BEGIN

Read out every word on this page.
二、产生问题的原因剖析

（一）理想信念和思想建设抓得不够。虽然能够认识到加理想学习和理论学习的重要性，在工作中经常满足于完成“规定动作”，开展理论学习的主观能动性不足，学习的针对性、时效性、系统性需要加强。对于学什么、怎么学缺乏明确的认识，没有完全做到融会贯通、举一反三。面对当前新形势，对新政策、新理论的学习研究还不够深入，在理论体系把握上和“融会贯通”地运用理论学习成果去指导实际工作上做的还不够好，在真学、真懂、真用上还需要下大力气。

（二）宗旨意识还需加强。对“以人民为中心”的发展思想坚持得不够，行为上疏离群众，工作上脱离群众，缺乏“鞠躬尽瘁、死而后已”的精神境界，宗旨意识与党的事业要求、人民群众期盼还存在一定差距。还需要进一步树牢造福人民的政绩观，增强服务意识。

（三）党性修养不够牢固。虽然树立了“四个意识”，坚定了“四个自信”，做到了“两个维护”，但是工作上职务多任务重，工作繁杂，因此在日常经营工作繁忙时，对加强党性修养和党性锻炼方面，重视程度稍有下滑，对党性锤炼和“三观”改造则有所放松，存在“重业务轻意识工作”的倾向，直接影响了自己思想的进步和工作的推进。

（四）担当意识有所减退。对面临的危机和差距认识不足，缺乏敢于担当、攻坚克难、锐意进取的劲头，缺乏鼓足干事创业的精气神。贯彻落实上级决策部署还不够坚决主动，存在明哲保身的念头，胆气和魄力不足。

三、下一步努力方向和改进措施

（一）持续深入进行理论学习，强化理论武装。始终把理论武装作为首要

END

Repeat each record in full; every line must match exactly.

◆ **Finished answer**:
Read out every word on this page.
二、产生问题的原因剖析

（一）理想信念和思想建设抓得不够。虽然能够认识到加理想学习和理论学习的重要性，在工作中经常满足于完成“规定动作”，开展理论学习的主观能动性不足，学习的针对性、时效性、系统性需要加强。对于学什么、怎么学缺乏明确的认识，没有完全做到融会贯通、举一反三。面对当前新形势，对新政策、新理论的学习研究还不够深入，在理论体系把握上和“融会贯通”地运用理论学习成果去指导实际工作上做的还不够好，在真学、真懂、真用上还需要下大力气。

（二）宗旨意识还需加强。对“以人民为中心”的发展思想坚持得不够，行为上疏离群众，工作上脱离群众，缺乏“鞠躬尽瘁、死而后已”的精神境界，宗旨意识与党的事业要求、人民群众期盼还存在一定差距。还需要进一步树牢造福人民的政绩观，增强服务意识。

（三）党性修养不够牢固。虽然树立了“四个意识”，坚定了“四个自信”，做到了“两个维护”，但是工作上职务多任务重，工作繁杂，因此在日常经营工作繁忙时，对加强党性修养和党性锻炼方面，重视程度稍有下滑，对党性锤炼和“三观”改造则有所放松，存在“重业务轻意识工作”的倾向，直接影响了自己思想的进步和工作的推进。

（四）担当意识有所减退。对面临的危机和差距认识不足，缺乏敢于担当、攻坚克难、锐意进取的劲头，缺乏鼓足干事创业的精气神。贯彻落实上级决策部署还不够坚决主动，存在明哲保身的念头，胆气和魄力不足。

三、下一步努力方向和改进措施

（一）持续深入进行理论学习，强化理论武装。始终把理论武装作为首要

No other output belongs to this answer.